--- start of DATASET EXTRACT ---

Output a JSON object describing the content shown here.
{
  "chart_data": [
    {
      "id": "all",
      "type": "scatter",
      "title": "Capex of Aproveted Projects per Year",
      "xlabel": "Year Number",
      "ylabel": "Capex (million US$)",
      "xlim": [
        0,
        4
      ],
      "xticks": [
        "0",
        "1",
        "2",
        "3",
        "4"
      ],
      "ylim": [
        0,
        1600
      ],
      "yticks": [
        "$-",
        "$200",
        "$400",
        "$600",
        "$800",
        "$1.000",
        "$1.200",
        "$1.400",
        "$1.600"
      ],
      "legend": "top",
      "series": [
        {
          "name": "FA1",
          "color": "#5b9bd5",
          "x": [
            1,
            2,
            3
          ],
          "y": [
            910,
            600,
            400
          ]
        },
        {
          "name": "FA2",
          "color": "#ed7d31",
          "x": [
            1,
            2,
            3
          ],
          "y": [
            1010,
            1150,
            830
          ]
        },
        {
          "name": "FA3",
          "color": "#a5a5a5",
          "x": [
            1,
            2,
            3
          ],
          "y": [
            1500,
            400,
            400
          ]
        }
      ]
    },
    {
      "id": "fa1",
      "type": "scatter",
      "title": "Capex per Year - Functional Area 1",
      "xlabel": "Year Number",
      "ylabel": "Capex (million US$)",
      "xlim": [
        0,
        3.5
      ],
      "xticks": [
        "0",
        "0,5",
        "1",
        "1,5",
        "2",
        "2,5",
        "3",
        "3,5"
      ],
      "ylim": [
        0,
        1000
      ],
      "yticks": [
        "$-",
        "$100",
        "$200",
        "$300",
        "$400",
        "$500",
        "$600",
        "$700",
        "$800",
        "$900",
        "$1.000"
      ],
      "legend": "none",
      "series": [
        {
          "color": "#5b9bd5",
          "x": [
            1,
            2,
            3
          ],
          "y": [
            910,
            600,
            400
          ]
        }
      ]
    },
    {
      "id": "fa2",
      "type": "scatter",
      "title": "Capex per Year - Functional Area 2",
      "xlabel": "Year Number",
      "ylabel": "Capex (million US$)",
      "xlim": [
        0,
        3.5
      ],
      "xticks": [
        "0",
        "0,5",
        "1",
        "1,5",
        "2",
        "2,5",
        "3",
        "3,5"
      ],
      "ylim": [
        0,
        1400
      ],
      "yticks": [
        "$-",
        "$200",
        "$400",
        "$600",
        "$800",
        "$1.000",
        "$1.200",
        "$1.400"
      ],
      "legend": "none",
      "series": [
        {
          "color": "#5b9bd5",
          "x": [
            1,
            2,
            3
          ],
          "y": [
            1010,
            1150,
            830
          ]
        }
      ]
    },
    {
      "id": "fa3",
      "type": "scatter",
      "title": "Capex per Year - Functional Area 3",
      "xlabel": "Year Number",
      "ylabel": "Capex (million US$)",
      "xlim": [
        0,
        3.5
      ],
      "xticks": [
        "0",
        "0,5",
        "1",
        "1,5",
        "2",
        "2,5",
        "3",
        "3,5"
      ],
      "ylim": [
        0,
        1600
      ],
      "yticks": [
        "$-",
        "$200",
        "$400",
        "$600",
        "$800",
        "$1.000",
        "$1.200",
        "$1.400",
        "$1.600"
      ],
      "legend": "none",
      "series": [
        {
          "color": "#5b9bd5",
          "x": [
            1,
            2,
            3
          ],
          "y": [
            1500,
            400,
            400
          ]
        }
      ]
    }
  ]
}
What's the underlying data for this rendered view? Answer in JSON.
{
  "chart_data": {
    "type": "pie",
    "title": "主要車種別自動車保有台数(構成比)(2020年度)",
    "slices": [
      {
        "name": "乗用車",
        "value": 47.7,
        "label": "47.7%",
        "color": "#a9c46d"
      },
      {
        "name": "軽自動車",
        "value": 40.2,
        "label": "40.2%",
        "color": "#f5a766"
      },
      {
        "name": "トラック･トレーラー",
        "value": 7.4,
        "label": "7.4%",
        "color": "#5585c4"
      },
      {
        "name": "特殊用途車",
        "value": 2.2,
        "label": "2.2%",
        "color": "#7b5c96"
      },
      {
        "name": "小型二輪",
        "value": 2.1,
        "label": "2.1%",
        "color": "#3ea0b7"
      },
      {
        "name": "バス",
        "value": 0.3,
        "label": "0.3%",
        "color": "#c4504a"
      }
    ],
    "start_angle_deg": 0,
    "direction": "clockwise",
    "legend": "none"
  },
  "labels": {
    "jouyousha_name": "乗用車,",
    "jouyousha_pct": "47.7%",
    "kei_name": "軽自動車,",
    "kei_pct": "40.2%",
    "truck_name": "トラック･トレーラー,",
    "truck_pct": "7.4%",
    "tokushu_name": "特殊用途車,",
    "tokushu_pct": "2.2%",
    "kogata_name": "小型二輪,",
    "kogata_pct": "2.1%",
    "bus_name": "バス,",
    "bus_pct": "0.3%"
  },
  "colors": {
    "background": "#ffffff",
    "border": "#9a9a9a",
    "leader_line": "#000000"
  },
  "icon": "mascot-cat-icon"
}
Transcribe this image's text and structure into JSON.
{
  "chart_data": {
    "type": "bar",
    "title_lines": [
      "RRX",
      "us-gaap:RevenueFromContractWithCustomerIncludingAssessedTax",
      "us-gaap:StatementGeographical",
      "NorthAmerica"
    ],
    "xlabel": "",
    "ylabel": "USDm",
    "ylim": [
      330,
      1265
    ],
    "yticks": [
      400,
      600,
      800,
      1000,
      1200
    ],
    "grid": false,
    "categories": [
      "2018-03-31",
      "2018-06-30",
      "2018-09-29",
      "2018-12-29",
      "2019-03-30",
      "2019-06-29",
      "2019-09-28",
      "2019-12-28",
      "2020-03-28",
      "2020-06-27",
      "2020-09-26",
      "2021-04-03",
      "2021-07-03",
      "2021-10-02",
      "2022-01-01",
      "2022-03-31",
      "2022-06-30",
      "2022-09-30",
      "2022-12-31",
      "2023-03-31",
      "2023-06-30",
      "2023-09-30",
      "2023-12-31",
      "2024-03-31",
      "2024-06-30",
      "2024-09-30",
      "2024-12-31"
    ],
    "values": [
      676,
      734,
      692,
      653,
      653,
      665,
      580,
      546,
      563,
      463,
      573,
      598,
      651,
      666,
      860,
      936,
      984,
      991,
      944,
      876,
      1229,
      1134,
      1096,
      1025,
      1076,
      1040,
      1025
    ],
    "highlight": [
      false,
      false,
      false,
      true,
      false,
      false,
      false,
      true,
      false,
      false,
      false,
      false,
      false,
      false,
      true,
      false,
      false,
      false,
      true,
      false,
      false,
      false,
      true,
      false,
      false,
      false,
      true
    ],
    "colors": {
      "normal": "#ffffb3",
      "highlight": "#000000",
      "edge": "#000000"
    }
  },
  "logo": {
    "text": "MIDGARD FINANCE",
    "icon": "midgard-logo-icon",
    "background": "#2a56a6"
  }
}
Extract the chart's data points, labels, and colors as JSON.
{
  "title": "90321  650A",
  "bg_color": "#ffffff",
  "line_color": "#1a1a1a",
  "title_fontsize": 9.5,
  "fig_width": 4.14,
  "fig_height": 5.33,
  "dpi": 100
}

--- end of DATASET EXTRACT ---

**SET PROBLEM**
Repeat the entries above exactly, leaving nothing out.

**SOLUTION TO THE PROBLEM**
Output a JSON object describing the content shown here.
{
  "chart_data": [
    {
      "id": "all",
      "type": "scatter",
      "title": "Capex of Aproveted Projects per Year",
      "xlabel": "Year Number",
      "ylabel": "Capex (million US$)",
      "xlim": [
        0,
        4
      ],
      "xticks": [
        "0",
        "1",
        "2",
        "3",
        "4"
      ],
      "ylim": [
        0,
        1600
      ],
      "yticks": [
        "$-",
        "$200",
        "$400",
        "$600",
        "$800",
        "$1.000",
        "$1.200",
        "$1.400",
        "$1.600"
      ],
      "legend": "top",
      "series": [
        {
          "name": "FA1",
          "color": "#5b9bd5",
          "x": [
            1,
            2,
            3
          ],
          "y": [
            910,
            600,
            400
          ]
        },
        {
          "name": "FA2",
          "color": "#ed7d31",
          "x": [
            1,
            2,
            3
          ],
          "y": [
            1010,
            1150,
            830
          ]
        },
        {
          "name": "FA3",
          "color": "#a5a5a5",
          "x": [
            1,
            2,
            3
          ],
          "y": [
            1500,
            400,
            400
          ]
        }
      ]
    },
    {
      "id": "fa1",
      "type": "scatter",
      "title": "Capex per Year - Functional Area 1",
      "xlabel": "Year Number",
      "ylabel": "Capex (million US$)",
      "xlim": [
        0,
        3.5
      ],
      "xticks": [
        "0",
        "0,5",
        "1",
        "1,5",
        "2",
        "2,5",
        "3",
        "3,5"
      ],
      "ylim": [
        0,
        1000
      ],
      "yticks": [
        "$-",
        "$100",
        "$200",
        "$300",
        "$400",
        "$500",
        "$600",
        "$700",
        "$800",
        "$900",
        "$1.000"
      ],
      "legend": "none",
      "series": [
        {
          "color": "#5b9bd5",
          "x": [
            1,
            2,
            3
          ],
          "y": [
            910,
            600,
            400
          ]
        }
      ]
    },
    {
      "id": "fa2",
      "type": "scatter",
      "title": "Capex per Year - Functional Area 2",
      "xlabel": "Year Number",
      "ylabel": "Capex (million US$)",
      "xlim": [
        0,
        3.5
      ],
      "xticks": [
        "0",
        "0,5",
        "1",
        "1,5",
        "2",
        "2,5",
        "3",
        "3,5"
      ],
      "ylim": [
        0,
        1400
      ],
      "yticks": [
        "$-",
        "$200",
        "$400",
        "$600",
        "$800",
        "$1.000",
        "$1.200",
        "$1.400"
      ],
      "legend": "none",
      "series": [
        {
          "color": "#5b9bd5",
          "x": [
            1,
            2,
            3
          ],
          "y": [
            1010,
            1150,
            830
          ]
        }
      ]
    },
    {
      "id": "fa3",
      "type": "scatter",
      "title": "Capex per Year - Functional Area 3",
      "xlabel": "Year Number",
      "ylabel": "Capex (million US$)",
      "xlim": [
        0,
        3.5
      ],
      "xticks": [
        "0",
        "0,5",
        "1",
        "1,5",
        "2",
        "2,5",
        "3",
        "3,5"
      ],
      "ylim": [
        0,
        1600
      ],
      "yticks": [
        "$-",
        "$200",
        "$400",
        "$600",
        "$800",
        "$1.000",
        "$1.200",
        "$1.400",
        "$1.600"
      ],
      "legend": "none",
      "series": [
        {
          "color": "#5b9bd5",
          "x": [
            1,
            2,
            3
          ],
          "y": [
            1500,
            400,
            400
          ]
        }
      ]
    }
  ]
}
What's the underlying data for this rendered view? Answer in JSON.
{
  "chart_data": {
    "type": "pie",
    "title": "主要車種別自動車保有台数(構成比)(2020年度)",
    "slices": [
      {
        "name": "乗用車",
        "value": 47.7,
        "label": "47.7%",
        "color": "#a9c46d"
      },
      {
        "name": "軽自動車",
        "value": 40.2,
        "label": "40.2%",
        "color": "#f5a766"
      },
      {
        "name": "トラック･トレーラー",
        "value": 7.4,
        "label": "7.4%",
        "color": "#5585c4"
      },
      {
        "name": "特殊用途車",
        "value": 2.2,
        "label": "2.2%",
        "color": "#7b5c96"
      },
      {
        "name": "小型二輪",
        "value": 2.1,
        "label": "2.1%",
        "color": "#3ea0b7"
      },
      {
        "name": "バス",
        "value": 0.3,
        "label": "0.3%",
        "color": "#c4504a"
      }
    ],
    "start_angle_deg": 0,
    "direction": "clockwise",
    "legend": "none"
  },
  "labels": {
    "jouyousha_name": "乗用車,",
    "jouyousha_pct": "47.7%",
    "kei_name": "軽自動車,",
    "kei_pct": "40.2%",
    "truck_name": "トラック･トレーラー,",
    "truck_pct": "7.4%",
    "tokushu_name": "特殊用途車,",
    "tokushu_pct": "2.2%",
    "kogata_name": "小型二輪,",
    "kogata_pct": "2.1%",
    "bus_name": "バス,",
    "bus_pct": "0.3%"
  },
  "colors": {
    "background": "#ffffff",
    "border": "#9a9a9a",
    "leader_line": "#000000"
  },
  "icon": "mascot-cat-icon"
}
Transcribe this image's text and structure into JSON.
{
  "chart_data": {
    "type": "bar",
    "title_lines": [
      "RRX",
      "us-gaap:RevenueFromContractWithCustomerIncludingAssessedTax",
      "us-gaap:StatementGeographical",
      "NorthAmerica"
    ],
    "xlabel": "",
    "ylabel": "USDm",
    "ylim": [
      330,
      1265
    ],
    "yticks": [
      400,
      600,
      800,
      1000,
      1200
    ],
    "grid": false,
    "categories": [
      "2018-03-31",
      "2018-06-30",
      "2018-09-29",
      "2018-12-29",
      "2019-03-30",
      "2019-06-29",
      "2019-09-28",
      "2019-12-28",
      "2020-03-28",
      "2020-06-27",
      "2020-09-26",
      "2021-04-03",
      "2021-07-03",
      "2021-10-02",
      "2022-01-01",
      "2022-03-31",
      "2022-06-30",
      "2022-09-30",
      "2022-12-31",
      "2023-03-31",
      "2023-06-30",
      "2023-09-30",
      "2023-12-31",
      "2024-03-31",
      "2024-06-30",
      "2024-09-30",
      "2024-12-31"
    ],
    "values": [
      676,
      734,
      692,
      653,
      653,
      665,
      580,
      546,
      563,
      463,
      573,
      598,
      651,
      666,
      860,
      936,
      984,
      991,
      944,
      876,
      1229,
      1134,
      1096,
      1025,
      1076,
      1040,
      1025
    ],
    "highlight": [
      false,
      false,
      false,
      true,
      false,
      false,
      false,
      true,
      false,
      false,
      false,
      false,
      false,
      false,
      true,
      false,
      false,
      false,
      true,
      false,
      false,
      false,
      true,
      false,
      false,
      false,
      true
    ],
    "colors": {
      "normal": "#ffffb3",
      "highlight": "#000000",
      "edge": "#000000"
    }
  },
  "logo": {
    "text": "MIDGARD FINANCE",
    "icon": "midgard-logo-icon",
    "background": "#2a56a6"
  }
}
Extract the chart's data points, labels, and colors as JSON.
{
  "title": "90321  650A",
  "bg_color": "#ffffff",
  "line_color": "#1a1a1a",
  "title_fontsize": 9.5,
  "fig_width": 4.14,
  "fig_height": 5.33,
  "dpi": 100
}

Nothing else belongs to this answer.